>> BEGIN

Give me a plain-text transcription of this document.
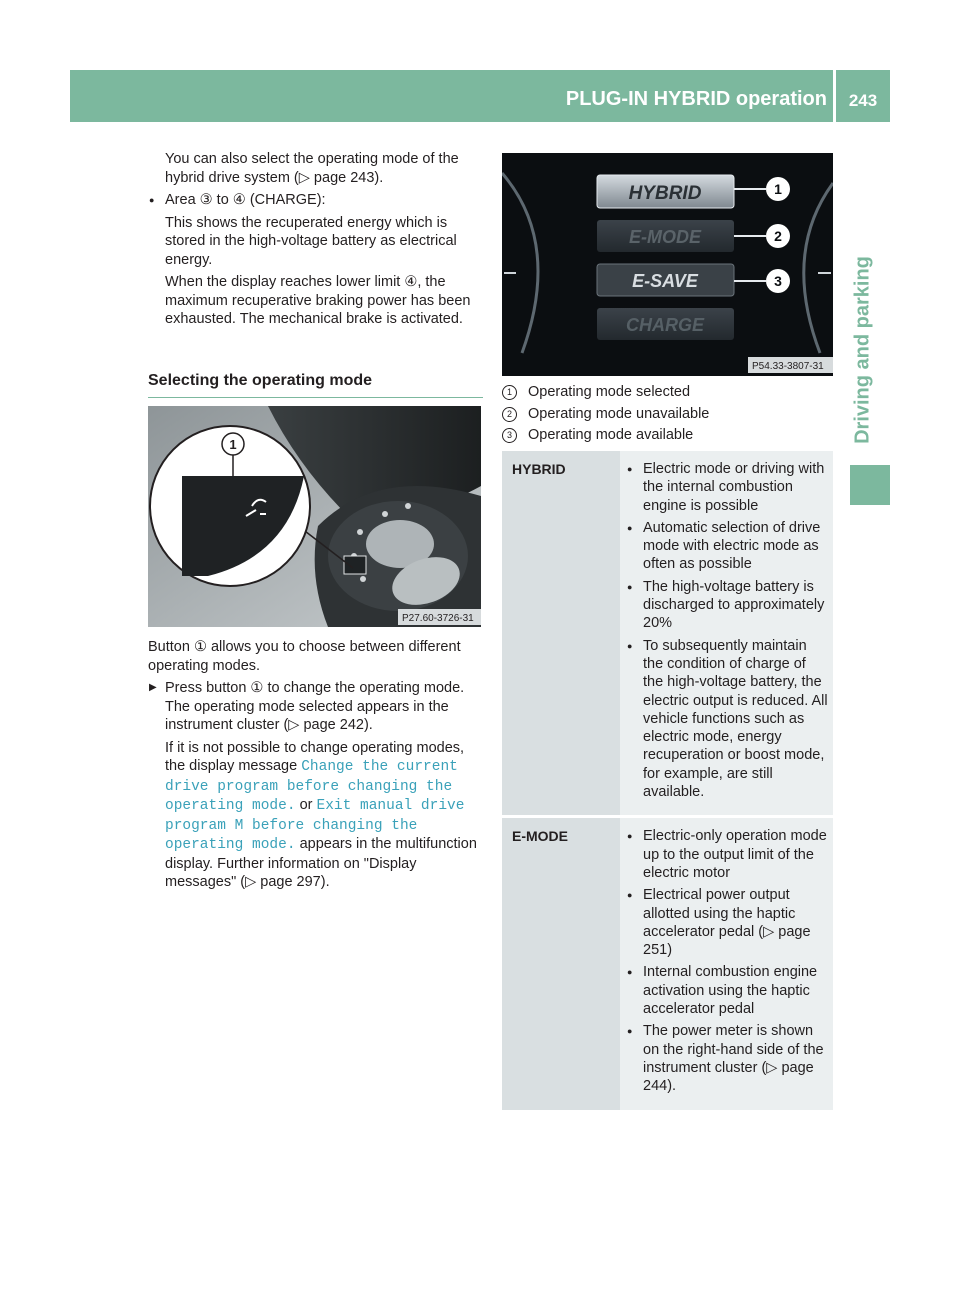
PLUG-IN HYBRID operation	243
Driving and parking

You can also select the operating mode of the hybrid drive system (▷ page 243).

● Area ③ to ④ (CHARGE):

This shows the recuperated energy which is stored in the high-voltage battery as electrical energy.

When the display reaches lower limit ④, the maximum recuperative braking power has been exhausted. The mechanical brake is activated.

Selecting the operating mode
1
P27.60-3726-31

Button ① allows you to choose between different operating modes.

▶ Press button ① to change the operating mode.
The operating mode selected appears in the instrument cluster (▷ page 242).
If it is not possible to change operating modes, the display message Change the current drive program before changing the operating mode. or Exit manual drive program M before changing the operating mode. appears in the multifunction display. Further information on "Display messages" (▷ page 297).
HYBRID
E-MODE
E-SAVE
CHARGE
1
2
3
P54.33-3807-31
1	Operating mode selected
2	Operating mode unavailable
3	Operating mode available
HYBRID	● Electric mode or driving with the internal combustion engine is possible
● Automatic selection of drive mode with electric mode as often as possible
● The high-voltage battery is discharged to approximately 20%
● To subsequently maintain the condition of charge of the high-voltage battery, the electric output is reduced. All vehicle functions such as electric mode, energy recuperation or boost mode, for example, are still available.
E-MODE	● Electric-only operation mode up to the output limit of the electric motor
● Electrical power output allotted using the haptic accelerator pedal (▷ page 251)
● Internal combustion engine activation using the haptic accelerator pedal
● The power meter is shown on the right-hand side of the instrument cluster (▷ page 244).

>> END

Task to complete: Replicate the material above verbatim; images stay out of the copy.

Solution to this exercise:
Give me a plain-text transcription of this document.
PLUG-IN HYBRID operation	243
Driving and parking

You can also select the operating mode of the hybrid drive system (▷ page 243).

● Area ③ to ④ (CHARGE):

This shows the recuperated energy which is stored in the high-voltage battery as electrical energy.

When the display reaches lower limit ④, the maximum recuperative braking power has been exhausted. The mechanical brake is activated.

Selecting the operating mode
1
P27.60-3726-31

Button ① allows you to choose between different operating modes.

▶ Press button ① to change the operating mode.
The operating mode selected appears in the instrument cluster (▷ page 242).
If it is not possible to change operating modes, the display message Change the current drive program before changing the operating mode. or Exit manual drive program M before changing the operating mode. appears in the multifunction display. Further information on "Display messages" (▷ page 297).
HYBRID
E-MODE
E-SAVE
CHARGE
1
2
3
P54.33-3807-31
1	Operating mode selected
2	Operating mode unavailable
3	Operating mode available
HYBRID	● Electric mode or driving with the internal combustion engine is possible
● Automatic selection of drive mode with electric mode as often as possible
● The high-voltage battery is discharged to approximately 20%
● To subsequently maintain the condition of charge of the high-voltage battery, the electric output is reduced. All vehicle functions such as electric mode, energy recuperation or boost mode, for example, are still available.
E-MODE	● Electric-only operation mode up to the output limit of the electric motor
● Electrical power output allotted using the haptic accelerator pedal (▷ page 251)
● Internal combustion engine activation using the haptic accelerator pedal
● The power meter is shown on the right-hand side of the instrument cluster (▷ page 244).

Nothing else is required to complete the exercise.